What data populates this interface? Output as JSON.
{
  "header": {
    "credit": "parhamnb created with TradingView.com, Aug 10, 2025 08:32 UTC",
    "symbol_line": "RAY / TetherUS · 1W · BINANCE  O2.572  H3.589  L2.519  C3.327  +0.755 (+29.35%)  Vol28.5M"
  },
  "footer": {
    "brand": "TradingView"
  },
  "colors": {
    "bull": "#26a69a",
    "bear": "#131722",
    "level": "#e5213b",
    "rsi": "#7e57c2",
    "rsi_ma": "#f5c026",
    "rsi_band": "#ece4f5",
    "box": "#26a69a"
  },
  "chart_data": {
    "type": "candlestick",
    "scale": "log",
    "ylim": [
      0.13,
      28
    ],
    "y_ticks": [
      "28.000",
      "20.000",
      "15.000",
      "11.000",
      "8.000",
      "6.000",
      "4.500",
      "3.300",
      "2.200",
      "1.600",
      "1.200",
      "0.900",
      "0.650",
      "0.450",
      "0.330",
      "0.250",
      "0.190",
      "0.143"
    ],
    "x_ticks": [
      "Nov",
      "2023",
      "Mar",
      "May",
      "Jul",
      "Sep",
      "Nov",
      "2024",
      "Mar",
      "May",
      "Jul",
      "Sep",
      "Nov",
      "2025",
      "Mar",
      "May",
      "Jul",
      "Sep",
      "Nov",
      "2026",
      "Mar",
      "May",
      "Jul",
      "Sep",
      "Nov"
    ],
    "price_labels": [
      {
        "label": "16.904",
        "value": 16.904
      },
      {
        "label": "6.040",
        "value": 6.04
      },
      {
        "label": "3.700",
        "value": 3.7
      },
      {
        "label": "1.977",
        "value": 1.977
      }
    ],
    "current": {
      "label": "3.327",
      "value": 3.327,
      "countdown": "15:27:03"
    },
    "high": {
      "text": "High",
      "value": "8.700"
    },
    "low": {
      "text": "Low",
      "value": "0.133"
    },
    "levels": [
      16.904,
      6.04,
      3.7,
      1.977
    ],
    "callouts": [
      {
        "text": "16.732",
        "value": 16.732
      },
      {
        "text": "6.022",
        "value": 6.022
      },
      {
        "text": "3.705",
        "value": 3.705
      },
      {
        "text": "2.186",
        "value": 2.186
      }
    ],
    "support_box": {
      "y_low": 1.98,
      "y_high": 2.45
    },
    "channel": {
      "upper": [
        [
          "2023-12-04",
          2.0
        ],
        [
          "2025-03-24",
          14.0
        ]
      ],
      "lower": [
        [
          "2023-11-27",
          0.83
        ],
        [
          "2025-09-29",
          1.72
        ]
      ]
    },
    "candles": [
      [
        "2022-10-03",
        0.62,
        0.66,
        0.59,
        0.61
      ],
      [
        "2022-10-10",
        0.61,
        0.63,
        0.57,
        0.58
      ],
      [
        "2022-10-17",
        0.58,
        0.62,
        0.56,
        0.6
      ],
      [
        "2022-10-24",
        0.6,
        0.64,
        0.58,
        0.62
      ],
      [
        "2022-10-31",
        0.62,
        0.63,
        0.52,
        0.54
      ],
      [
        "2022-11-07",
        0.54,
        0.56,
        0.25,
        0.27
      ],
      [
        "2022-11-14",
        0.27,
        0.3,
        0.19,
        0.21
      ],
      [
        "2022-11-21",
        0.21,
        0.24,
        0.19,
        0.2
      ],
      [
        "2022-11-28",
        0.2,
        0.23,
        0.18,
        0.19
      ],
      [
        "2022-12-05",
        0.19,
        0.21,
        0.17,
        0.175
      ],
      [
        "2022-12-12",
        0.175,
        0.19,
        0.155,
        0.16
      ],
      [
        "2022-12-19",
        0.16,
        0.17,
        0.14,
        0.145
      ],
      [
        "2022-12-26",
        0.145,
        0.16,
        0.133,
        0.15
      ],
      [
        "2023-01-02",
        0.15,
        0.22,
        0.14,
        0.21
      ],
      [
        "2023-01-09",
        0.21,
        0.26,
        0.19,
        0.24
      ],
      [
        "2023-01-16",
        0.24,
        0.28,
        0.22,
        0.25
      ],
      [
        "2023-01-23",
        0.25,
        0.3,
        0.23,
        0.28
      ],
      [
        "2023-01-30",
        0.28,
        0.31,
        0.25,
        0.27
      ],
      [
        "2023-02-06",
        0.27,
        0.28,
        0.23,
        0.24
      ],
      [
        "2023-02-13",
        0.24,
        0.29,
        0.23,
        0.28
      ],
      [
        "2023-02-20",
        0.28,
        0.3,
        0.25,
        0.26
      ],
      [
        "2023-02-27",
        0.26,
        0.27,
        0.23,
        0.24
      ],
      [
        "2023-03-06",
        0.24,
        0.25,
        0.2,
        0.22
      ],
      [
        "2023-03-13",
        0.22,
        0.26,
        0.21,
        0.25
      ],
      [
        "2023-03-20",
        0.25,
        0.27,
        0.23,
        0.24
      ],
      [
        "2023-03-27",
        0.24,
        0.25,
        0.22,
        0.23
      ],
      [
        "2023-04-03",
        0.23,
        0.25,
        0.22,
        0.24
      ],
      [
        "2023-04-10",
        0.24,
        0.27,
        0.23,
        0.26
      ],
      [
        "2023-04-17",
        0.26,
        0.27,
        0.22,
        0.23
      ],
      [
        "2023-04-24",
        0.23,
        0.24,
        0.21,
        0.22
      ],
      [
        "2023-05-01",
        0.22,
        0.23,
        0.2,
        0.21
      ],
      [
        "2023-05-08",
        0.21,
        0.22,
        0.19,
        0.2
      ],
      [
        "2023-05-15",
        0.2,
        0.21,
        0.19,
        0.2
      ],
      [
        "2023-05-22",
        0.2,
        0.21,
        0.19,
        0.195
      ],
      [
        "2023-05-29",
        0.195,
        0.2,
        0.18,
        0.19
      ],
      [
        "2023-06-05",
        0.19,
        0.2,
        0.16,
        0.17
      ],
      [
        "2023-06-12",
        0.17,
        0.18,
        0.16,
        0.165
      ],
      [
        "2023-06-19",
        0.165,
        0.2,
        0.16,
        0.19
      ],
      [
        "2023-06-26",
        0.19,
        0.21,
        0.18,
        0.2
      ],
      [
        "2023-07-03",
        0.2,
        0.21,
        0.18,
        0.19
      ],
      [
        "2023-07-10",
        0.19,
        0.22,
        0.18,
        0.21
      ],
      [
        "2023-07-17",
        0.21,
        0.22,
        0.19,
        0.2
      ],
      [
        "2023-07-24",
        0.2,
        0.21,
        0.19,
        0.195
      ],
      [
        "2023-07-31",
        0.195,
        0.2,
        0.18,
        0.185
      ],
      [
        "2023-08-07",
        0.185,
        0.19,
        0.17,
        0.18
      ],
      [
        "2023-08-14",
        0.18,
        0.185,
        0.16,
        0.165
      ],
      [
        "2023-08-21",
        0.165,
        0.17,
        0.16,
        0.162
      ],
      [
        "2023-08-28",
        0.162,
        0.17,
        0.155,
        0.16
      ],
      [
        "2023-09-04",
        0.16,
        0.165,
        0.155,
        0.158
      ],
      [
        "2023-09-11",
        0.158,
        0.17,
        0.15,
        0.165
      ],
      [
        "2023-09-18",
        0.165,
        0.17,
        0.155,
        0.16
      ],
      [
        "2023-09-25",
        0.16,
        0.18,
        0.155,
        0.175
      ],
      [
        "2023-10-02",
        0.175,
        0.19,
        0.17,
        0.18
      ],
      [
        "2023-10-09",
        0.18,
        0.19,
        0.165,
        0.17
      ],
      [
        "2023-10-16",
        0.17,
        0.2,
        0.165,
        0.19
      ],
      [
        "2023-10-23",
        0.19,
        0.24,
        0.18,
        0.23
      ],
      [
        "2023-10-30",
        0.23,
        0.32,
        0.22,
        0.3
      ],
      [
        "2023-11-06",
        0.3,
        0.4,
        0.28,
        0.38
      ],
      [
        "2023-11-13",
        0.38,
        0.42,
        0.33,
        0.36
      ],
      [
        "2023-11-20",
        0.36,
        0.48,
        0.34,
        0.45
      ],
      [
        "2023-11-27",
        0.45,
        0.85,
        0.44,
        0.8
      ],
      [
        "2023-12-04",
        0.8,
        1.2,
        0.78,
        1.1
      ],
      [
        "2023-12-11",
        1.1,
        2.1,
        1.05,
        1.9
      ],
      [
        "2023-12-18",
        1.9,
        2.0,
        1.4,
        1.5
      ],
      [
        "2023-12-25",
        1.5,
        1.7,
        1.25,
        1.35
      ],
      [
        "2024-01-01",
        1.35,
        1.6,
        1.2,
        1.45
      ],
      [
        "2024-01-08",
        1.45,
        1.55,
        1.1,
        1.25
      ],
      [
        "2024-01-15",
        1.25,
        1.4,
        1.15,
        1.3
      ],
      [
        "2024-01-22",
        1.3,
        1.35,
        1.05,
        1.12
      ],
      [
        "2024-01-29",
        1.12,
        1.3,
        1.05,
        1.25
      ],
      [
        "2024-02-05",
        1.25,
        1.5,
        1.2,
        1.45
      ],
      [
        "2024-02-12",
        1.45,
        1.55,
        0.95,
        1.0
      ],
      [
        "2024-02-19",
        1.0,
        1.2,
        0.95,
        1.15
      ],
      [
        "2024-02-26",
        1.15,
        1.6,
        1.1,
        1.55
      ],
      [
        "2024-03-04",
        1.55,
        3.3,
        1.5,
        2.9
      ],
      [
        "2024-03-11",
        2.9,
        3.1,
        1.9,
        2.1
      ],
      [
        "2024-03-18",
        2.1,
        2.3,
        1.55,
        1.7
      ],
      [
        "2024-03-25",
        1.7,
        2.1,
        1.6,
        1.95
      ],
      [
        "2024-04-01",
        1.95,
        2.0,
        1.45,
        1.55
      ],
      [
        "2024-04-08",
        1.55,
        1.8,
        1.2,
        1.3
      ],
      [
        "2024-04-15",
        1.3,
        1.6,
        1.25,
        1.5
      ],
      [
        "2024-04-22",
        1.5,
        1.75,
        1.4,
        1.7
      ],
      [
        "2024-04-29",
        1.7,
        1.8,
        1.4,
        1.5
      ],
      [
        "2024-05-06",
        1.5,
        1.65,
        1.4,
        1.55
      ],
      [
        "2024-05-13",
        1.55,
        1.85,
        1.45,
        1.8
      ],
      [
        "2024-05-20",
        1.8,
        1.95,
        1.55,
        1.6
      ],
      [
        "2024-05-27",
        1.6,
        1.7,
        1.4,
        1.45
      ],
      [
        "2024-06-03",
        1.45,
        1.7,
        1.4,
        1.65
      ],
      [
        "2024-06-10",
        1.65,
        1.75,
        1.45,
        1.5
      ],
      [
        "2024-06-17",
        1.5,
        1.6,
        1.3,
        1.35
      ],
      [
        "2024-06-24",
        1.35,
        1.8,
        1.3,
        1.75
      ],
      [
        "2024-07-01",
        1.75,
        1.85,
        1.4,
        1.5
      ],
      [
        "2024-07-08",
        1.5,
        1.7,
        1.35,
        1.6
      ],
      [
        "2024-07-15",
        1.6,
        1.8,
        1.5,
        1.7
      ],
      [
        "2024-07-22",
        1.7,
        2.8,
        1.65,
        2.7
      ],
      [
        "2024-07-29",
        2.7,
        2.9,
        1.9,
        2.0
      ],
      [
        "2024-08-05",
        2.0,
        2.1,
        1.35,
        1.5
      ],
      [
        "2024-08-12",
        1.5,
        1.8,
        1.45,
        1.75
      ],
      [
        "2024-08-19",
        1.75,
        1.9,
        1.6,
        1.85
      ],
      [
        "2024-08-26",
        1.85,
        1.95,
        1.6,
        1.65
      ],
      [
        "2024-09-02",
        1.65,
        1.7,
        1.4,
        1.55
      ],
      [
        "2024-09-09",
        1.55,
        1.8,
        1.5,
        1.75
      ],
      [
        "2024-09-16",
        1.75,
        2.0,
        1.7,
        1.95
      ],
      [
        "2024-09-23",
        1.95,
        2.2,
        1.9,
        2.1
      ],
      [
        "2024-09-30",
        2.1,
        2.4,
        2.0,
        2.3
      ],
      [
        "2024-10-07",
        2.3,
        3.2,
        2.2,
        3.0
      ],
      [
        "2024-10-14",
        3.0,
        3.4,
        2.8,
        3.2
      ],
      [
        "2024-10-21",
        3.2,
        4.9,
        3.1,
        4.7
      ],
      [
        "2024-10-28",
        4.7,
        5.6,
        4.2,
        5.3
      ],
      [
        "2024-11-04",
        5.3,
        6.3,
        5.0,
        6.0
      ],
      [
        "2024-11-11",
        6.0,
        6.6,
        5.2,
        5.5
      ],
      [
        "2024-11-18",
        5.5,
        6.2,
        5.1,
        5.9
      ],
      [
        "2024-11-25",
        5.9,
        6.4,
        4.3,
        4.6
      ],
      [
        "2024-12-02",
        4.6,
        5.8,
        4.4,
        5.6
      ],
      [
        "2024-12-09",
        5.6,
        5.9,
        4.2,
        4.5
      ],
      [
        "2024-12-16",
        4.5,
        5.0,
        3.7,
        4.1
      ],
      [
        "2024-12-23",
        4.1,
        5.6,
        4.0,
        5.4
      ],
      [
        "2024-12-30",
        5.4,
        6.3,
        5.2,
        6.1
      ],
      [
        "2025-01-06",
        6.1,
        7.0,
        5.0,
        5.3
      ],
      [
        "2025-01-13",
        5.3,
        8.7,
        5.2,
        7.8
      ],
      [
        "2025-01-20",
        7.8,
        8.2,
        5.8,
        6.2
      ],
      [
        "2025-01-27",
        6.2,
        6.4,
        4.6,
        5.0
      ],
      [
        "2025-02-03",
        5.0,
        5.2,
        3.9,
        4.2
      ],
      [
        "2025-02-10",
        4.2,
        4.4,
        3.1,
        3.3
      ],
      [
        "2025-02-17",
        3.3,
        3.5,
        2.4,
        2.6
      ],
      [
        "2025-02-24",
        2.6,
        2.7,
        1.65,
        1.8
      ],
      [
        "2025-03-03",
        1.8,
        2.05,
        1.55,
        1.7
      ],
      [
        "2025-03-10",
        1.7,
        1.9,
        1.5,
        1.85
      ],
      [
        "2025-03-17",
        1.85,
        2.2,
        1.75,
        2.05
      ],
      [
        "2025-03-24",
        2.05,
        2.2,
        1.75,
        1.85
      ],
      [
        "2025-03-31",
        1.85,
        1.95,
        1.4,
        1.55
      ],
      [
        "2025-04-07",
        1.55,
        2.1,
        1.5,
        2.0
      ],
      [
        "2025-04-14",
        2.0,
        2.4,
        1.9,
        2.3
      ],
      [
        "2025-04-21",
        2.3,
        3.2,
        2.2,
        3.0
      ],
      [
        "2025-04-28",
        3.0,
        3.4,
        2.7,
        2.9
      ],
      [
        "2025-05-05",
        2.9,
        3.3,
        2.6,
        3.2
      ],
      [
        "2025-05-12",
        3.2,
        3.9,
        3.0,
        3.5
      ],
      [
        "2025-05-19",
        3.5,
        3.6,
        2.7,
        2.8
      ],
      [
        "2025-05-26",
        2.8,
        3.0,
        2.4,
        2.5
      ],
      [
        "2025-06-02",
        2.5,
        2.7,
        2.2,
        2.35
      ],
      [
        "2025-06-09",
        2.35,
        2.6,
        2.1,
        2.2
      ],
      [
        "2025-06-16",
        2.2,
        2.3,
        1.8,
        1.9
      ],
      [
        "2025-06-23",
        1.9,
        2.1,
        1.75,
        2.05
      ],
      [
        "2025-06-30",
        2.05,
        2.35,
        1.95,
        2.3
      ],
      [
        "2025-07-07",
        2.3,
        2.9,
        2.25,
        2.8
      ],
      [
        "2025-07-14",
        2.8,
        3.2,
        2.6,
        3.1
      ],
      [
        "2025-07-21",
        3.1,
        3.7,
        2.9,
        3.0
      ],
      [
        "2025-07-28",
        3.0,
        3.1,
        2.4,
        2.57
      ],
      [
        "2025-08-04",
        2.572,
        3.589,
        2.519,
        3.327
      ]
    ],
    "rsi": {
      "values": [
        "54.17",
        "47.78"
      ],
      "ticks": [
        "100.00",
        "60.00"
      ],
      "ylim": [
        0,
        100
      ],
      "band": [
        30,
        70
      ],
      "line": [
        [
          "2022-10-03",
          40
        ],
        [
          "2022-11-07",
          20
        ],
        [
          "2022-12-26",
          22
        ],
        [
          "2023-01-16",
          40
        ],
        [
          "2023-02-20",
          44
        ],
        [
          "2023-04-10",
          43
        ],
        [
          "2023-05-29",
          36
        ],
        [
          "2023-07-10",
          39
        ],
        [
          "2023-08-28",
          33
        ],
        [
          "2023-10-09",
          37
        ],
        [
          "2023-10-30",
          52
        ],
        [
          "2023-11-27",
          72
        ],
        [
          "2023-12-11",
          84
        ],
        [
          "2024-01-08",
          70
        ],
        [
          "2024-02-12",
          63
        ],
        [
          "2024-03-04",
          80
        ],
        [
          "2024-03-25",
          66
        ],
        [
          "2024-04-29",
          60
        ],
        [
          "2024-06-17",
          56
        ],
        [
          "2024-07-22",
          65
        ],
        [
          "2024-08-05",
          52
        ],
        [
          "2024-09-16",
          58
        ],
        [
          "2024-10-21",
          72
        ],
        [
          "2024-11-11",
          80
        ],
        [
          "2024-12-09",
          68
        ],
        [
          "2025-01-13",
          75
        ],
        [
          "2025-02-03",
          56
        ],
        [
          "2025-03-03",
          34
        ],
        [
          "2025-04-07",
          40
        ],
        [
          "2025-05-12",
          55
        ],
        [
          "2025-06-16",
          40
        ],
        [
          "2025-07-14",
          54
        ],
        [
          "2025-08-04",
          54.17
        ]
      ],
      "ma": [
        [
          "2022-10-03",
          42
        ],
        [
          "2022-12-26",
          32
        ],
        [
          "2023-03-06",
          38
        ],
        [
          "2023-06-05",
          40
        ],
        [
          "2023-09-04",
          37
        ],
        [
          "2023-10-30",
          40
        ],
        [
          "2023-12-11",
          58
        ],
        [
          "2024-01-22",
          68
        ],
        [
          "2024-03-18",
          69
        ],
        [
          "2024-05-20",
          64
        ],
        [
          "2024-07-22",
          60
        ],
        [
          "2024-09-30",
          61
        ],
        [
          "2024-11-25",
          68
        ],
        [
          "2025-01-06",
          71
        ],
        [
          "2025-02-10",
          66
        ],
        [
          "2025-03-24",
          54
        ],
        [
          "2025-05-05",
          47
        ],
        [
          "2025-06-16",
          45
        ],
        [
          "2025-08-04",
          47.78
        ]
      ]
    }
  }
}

══════

*WHAT NEEDS TO BE DONE*:
Which lines hold the word "text"? Return all of them from the records above.

*OUTPUT FOR THIS TASK*:
      "text": "High",
      "text": "Low",
        "text": "16.732",
        "text": "6.022",
        "text": "3.705",
        "text": "2.186",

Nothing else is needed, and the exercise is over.